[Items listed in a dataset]
================================

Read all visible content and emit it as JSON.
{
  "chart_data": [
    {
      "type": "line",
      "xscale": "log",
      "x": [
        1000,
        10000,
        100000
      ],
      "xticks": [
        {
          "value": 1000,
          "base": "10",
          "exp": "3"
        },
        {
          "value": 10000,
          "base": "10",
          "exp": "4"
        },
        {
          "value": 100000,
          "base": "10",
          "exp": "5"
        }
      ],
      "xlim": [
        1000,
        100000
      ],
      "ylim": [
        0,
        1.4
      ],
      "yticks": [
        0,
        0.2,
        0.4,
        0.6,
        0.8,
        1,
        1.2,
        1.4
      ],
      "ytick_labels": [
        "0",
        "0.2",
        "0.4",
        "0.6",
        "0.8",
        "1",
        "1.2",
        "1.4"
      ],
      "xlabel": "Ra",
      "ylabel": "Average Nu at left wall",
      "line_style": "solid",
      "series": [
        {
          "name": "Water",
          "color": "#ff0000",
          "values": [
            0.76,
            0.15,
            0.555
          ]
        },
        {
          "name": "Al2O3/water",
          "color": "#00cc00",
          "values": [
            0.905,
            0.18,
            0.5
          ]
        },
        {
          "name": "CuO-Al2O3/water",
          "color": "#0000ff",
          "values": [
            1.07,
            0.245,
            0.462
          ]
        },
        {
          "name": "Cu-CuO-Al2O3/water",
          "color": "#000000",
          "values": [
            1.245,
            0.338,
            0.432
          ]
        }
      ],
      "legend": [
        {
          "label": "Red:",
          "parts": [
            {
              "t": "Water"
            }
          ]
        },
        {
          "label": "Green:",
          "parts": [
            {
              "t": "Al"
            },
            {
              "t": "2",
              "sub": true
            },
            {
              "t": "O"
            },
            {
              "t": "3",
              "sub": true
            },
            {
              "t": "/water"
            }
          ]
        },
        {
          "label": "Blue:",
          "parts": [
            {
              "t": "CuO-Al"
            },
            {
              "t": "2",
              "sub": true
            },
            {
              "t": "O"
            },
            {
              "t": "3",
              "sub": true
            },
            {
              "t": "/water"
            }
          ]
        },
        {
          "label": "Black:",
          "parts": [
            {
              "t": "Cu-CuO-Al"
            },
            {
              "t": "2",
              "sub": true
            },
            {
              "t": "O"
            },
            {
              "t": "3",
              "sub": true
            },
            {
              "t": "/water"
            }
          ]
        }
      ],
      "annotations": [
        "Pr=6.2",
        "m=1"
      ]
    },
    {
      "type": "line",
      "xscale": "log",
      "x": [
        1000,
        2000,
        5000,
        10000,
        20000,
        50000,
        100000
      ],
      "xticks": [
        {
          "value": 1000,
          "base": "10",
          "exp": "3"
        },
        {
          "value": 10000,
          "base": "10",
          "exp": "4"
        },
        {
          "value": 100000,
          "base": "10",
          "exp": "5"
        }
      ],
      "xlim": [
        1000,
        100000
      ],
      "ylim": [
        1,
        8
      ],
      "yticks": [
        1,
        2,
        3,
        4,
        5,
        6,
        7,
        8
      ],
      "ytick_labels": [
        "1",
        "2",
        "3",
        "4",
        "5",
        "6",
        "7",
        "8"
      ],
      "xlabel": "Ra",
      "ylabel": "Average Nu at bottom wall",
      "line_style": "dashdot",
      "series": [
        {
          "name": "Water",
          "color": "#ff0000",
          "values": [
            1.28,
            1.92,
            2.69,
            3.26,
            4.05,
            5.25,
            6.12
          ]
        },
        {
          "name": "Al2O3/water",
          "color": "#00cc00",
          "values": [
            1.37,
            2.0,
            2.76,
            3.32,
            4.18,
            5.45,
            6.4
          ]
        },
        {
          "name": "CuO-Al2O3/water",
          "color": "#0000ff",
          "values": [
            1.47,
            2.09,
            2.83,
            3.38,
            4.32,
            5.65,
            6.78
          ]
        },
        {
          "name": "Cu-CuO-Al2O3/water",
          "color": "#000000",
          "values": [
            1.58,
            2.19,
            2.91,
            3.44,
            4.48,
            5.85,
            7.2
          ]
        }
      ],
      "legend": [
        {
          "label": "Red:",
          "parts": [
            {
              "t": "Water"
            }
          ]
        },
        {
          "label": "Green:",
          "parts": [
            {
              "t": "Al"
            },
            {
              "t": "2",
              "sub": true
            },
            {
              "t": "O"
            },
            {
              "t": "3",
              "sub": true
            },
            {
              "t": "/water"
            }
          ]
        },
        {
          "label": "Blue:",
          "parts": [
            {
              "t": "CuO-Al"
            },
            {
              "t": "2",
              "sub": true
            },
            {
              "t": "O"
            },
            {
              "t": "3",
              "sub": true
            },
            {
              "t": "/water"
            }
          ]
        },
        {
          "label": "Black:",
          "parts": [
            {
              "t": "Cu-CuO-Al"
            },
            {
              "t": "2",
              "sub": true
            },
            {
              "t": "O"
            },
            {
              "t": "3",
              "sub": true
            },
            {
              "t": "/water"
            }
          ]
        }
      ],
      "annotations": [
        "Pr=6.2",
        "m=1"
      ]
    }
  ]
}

================================

**Instructions for the task**:
Quote the material exactly, leaving nothing out.

**Full output**:
Read all visible content and emit it as JSON.
{
  "chart_data": [
    {
      "type": "line",
      "xscale": "log",
      "x": [
        1000,
        10000,
        100000
      ],
      "xticks": [
        {
          "value": 1000,
          "base": "10",
          "exp": "3"
        },
        {
          "value": 10000,
          "base": "10",
          "exp": "4"
        },
        {
          "value": 100000,
          "base": "10",
          "exp": "5"
        }
      ],
      "xlim": [
        1000,
        100000
      ],
      "ylim": [
        0,
        1.4
      ],
      "yticks": [
        0,
        0.2,
        0.4,
        0.6,
        0.8,
        1,
        1.2,
        1.4
      ],
      "ytick_labels": [
        "0",
        "0.2",
        "0.4",
        "0.6",
        "0.8",
        "1",
        "1.2",
        "1.4"
      ],
      "xlabel": "Ra",
      "ylabel": "Average Nu at left wall",
      "line_style": "solid",
      "series": [
        {
          "name": "Water",
          "color": "#ff0000",
          "values": [
            0.76,
            0.15,
            0.555
          ]
        },
        {
          "name": "Al2O3/water",
          "color": "#00cc00",
          "values": [
            0.905,
            0.18,
            0.5
          ]
        },
        {
          "name": "CuO-Al2O3/water",
          "color": "#0000ff",
          "values": [
            1.07,
            0.245,
            0.462
          ]
        },
        {
          "name": "Cu-CuO-Al2O3/water",
          "color": "#000000",
          "values": [
            1.245,
            0.338,
            0.432
          ]
        }
      ],
      "legend": [
        {
          "label": "Red:",
          "parts": [
            {
              "t": "Water"
            }
          ]
        },
        {
          "label": "Green:",
          "parts": [
            {
              "t": "Al"
            },
            {
              "t": "2",
              "sub": true
            },
            {
              "t": "O"
            },
            {
              "t": "3",
              "sub": true
            },
            {
              "t": "/water"
            }
          ]
        },
        {
          "label": "Blue:",
          "parts": [
            {
              "t": "CuO-Al"
            },
            {
              "t": "2",
              "sub": true
            },
            {
              "t": "O"
            },
            {
              "t": "3",
              "sub": true
            },
            {
              "t": "/water"
            }
          ]
        },
        {
          "label": "Black:",
          "parts": [
            {
              "t": "Cu-CuO-Al"
            },
            {
              "t": "2",
              "sub": true
            },
            {
              "t": "O"
            },
            {
              "t": "3",
              "sub": true
            },
            {
              "t": "/water"
            }
          ]
        }
      ],
      "annotations": [
        "Pr=6.2",
        "m=1"
      ]
    },
    {
      "type": "line",
      "xscale": "log",
      "x": [
        1000,
        2000,
        5000,
        10000,
        20000,
        50000,
        100000
      ],
      "xticks": [
        {
          "value": 1000,
          "base": "10",
          "exp": "3"
        },
        {
          "value": 10000,
          "base": "10",
          "exp": "4"
        },
        {
          "value": 100000,
          "base": "10",
          "exp": "5"
        }
      ],
      "xlim": [
        1000,
        100000
      ],
      "ylim": [
        1,
        8
      ],
      "yticks": [
        1,
        2,
        3,
        4,
        5,
        6,
        7,
        8
      ],
      "ytick_labels": [
        "1",
        "2",
        "3",
        "4",
        "5",
        "6",
        "7",
        "8"
      ],
      "xlabel": "Ra",
      "ylabel": "Average Nu at bottom wall",
      "line_style": "dashdot",
      "series": [
        {
          "name": "Water",
          "color": "#ff0000",
          "values": [
            1.28,
            1.92,
            2.69,
            3.26,
            4.05,
            5.25,
            6.12
          ]
        },
        {
          "name": "Al2O3/water",
          "color": "#00cc00",
          "values": [
            1.37,
            2.0,
            2.76,
            3.32,
            4.18,
            5.45,
            6.4
          ]
        },
        {
          "name": "CuO-Al2O3/water",
          "color": "#0000ff",
          "values": [
            1.47,
            2.09,
            2.83,
            3.38,
            4.32,
            5.65,
            6.78
          ]
        },
        {
          "name": "Cu-CuO-Al2O3/water",
          "color": "#000000",
          "values": [
            1.58,
            2.19,
            2.91,
            3.44,
            4.48,
            5.85,
            7.2
          ]
        }
      ],
      "legend": [
        {
          "label": "Red:",
          "parts": [
            {
              "t": "Water"
            }
          ]
        },
        {
          "label": "Green:",
          "parts": [
            {
              "t": "Al"
            },
            {
              "t": "2",
              "sub": true
            },
            {
              "t": "O"
            },
            {
              "t": "3",
              "sub": true
            },
            {
              "t": "/water"
            }
          ]
        },
        {
          "label": "Blue:",
          "parts": [
            {
              "t": "CuO-Al"
            },
            {
              "t": "2",
              "sub": true
            },
            {
              "t": "O"
            },
            {
              "t": "3",
              "sub": true
            },
            {
              "t": "/water"
            }
          ]
        },
        {
          "label": "Black:",
          "parts": [
            {
              "t": "Cu-CuO-Al"
            },
            {
              "t": "2",
              "sub": true
            },
            {
              "t": "O"
            },
            {
              "t": "3",
              "sub": true
            },
            {
              "t": "/water"
            }
          ]
        }
      ],
      "annotations": [
        "Pr=6.2",
        "m=1"
      ]
    }
  ]
}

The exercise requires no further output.